**Goal**
Copy out every line in which the string "name" occurs.

(Stored entries)
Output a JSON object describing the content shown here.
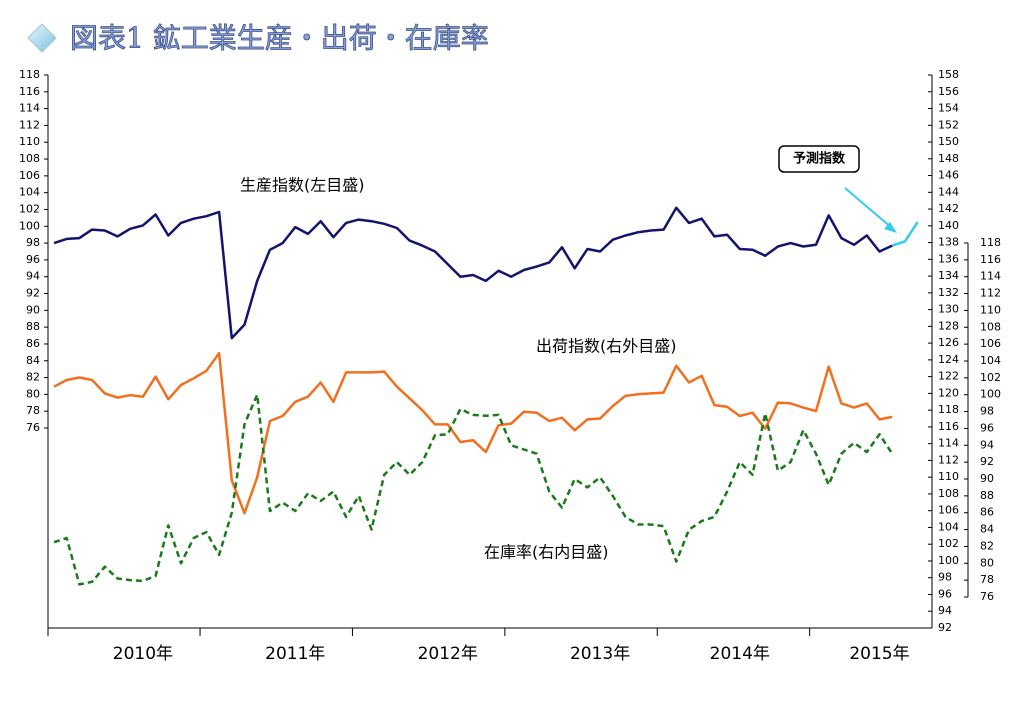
{
  "chart_data": {
    "type": "line",
    "title": "図表1 鉱工業生産・出荷・在庫率",
    "annotations": [
      "生産指数(左目盛)",
      "出荷指数(右外目盛)",
      "在庫率(右内目盛)",
      "予測指数"
    ],
    "categories": [
      null,
      null,
      null,
      null,
      null,
      null,
      null,
      "2010年",
      null,
      null,
      null,
      null,
      null,
      null,
      null,
      null,
      null,
      null,
      null,
      "2011年",
      null,
      null,
      null,
      null,
      null,
      null,
      null,
      null,
      null,
      null,
      null,
      "2012年",
      null,
      null,
      null,
      null,
      null,
      null,
      null,
      null,
      null,
      null,
      null,
      "2013年",
      null,
      null,
      null,
      null,
      null,
      null,
      null,
      null,
      null,
      null,
      "2014年",
      null,
      null,
      null,
      null,
      null,
      null,
      null,
      null,
      null,
      null,
      "2015年",
      null,
      null,
      null
    ],
    "ylim": [
      76,
      118
    ],
    "yticks": [
      76,
      78,
      80,
      82,
      84,
      86,
      88,
      90,
      92,
      94,
      96,
      98,
      100,
      102,
      104,
      106,
      108,
      110,
      112,
      114,
      116,
      118
    ],
    "y2lim": [
      92,
      158
    ],
    "y2ticks": [
      92,
      94,
      96,
      98,
      100,
      102,
      104,
      106,
      108,
      110,
      112,
      114,
      116,
      118,
      120,
      122,
      124,
      126,
      128,
      130,
      132,
      134,
      136,
      138,
      140,
      142,
      144,
      146,
      148,
      150,
      152,
      154,
      156,
      158
    ],
    "y3lim": [
      76,
      118
    ],
    "y3ticks": [
      76,
      78,
      80,
      82,
      84,
      86,
      88,
      90,
      92,
      94,
      96,
      98,
      100,
      102,
      104,
      106,
      108,
      110,
      112,
      114,
      116,
      118
    ],
    "series": [
      {
        "name": "生産指数",
        "color": "#14146e",
        "axis": "y",
        "dashed": false,
        "values": [
          98.0,
          98.5,
          98.6,
          99.6,
          99.5,
          98.8,
          99.7,
          100.1,
          101.4,
          98.9,
          100.4,
          100.9,
          101.2,
          101.7,
          86.7,
          88.3,
          93.5,
          97.2,
          98.0,
          99.9,
          99.1,
          100.6,
          98.7,
          100.4,
          100.8,
          100.6,
          100.3,
          99.8,
          98.3,
          97.7,
          97.0,
          95.5,
          94.0,
          94.2,
          93.5,
          94.7,
          94.0,
          94.8,
          95.2,
          95.7,
          97.5,
          95.0,
          97.3,
          97.0,
          98.4,
          98.9,
          99.3,
          99.5,
          99.6,
          102.2,
          100.4,
          100.9,
          98.8,
          99.0,
          97.3,
          97.2,
          96.5,
          97.6,
          98.0,
          97.6,
          97.8,
          101.3,
          98.6,
          97.8,
          98.9,
          97.0,
          97.7,
          null,
          null
        ]
      },
      {
        "name": "予測指数",
        "color": "#33ccf0",
        "axis": "y",
        "dashed": false,
        "values": [
          null,
          null,
          null,
          null,
          null,
          null,
          null,
          null,
          null,
          null,
          null,
          null,
          null,
          null,
          null,
          null,
          null,
          null,
          null,
          null,
          null,
          null,
          null,
          null,
          null,
          null,
          null,
          null,
          null,
          null,
          null,
          null,
          null,
          null,
          null,
          null,
          null,
          null,
          null,
          null,
          null,
          null,
          null,
          null,
          null,
          null,
          null,
          null,
          null,
          null,
          null,
          null,
          null,
          null,
          null,
          null,
          null,
          null,
          null,
          null,
          null,
          null,
          null,
          null,
          null,
          null,
          97.7,
          98.2,
          100.5
        ]
      },
      {
        "name": "出荷指数",
        "color": "#f07020",
        "axis": "y2",
        "dashed": false,
        "values": [
          120.8,
          121.6,
          121.9,
          121.6,
          120.0,
          119.5,
          119.8,
          119.6,
          122.0,
          119.3,
          121.0,
          121.8,
          122.7,
          124.8,
          109.6,
          105.7,
          110.0,
          116.7,
          117.3,
          119.0,
          119.6,
          121.3,
          119.0,
          122.5,
          122.5,
          122.5,
          122.6,
          120.8,
          119.4,
          118.0,
          116.3,
          116.3,
          114.2,
          114.4,
          113.0,
          116.2,
          116.4,
          117.8,
          117.7,
          116.7,
          117.1,
          115.6,
          116.9,
          117.0,
          118.5,
          119.7,
          119.9,
          120.0,
          120.1,
          123.3,
          121.3,
          122.1,
          118.6,
          118.4,
          117.3,
          117.7,
          115.8,
          118.9,
          118.8,
          118.3,
          117.9,
          123.2,
          118.8,
          118.3,
          118.8,
          116.9,
          117.2,
          null,
          null
        ]
      },
      {
        "name": "在庫率",
        "color": "#1a7a1a",
        "axis": "y3",
        "dashed": true,
        "values": [
          82.5,
          83.0,
          77.5,
          77.8,
          79.6,
          78.2,
          78.0,
          77.9,
          78.5,
          84.5,
          80.0,
          83.0,
          83.7,
          81.0,
          86.0,
          96.5,
          100.0,
          86.2,
          87.2,
          86.2,
          88.3,
          87.4,
          88.5,
          85.5,
          88.0,
          84.0,
          90.5,
          92.0,
          90.5,
          92.0,
          95.2,
          95.3,
          98.3,
          97.6,
          97.5,
          97.6,
          94.0,
          93.5,
          93.0,
          88.5,
          86.6,
          90.0,
          89.0,
          90.2,
          88.0,
          85.5,
          84.6,
          84.6,
          84.4,
          80.2,
          84.0,
          85.0,
          85.5,
          88.5,
          92.0,
          90.5,
          97.8,
          91.0,
          92.0,
          95.8,
          93.0,
          89.3,
          93.0,
          94.3,
          93.2,
          95.3,
          93.0,
          null,
          null
        ]
      }
    ]
  }
}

**Complete response**
        "name": "生産指数",
        "name": "予測指数",
        "name": "出荷指数",
        "name": "在庫率",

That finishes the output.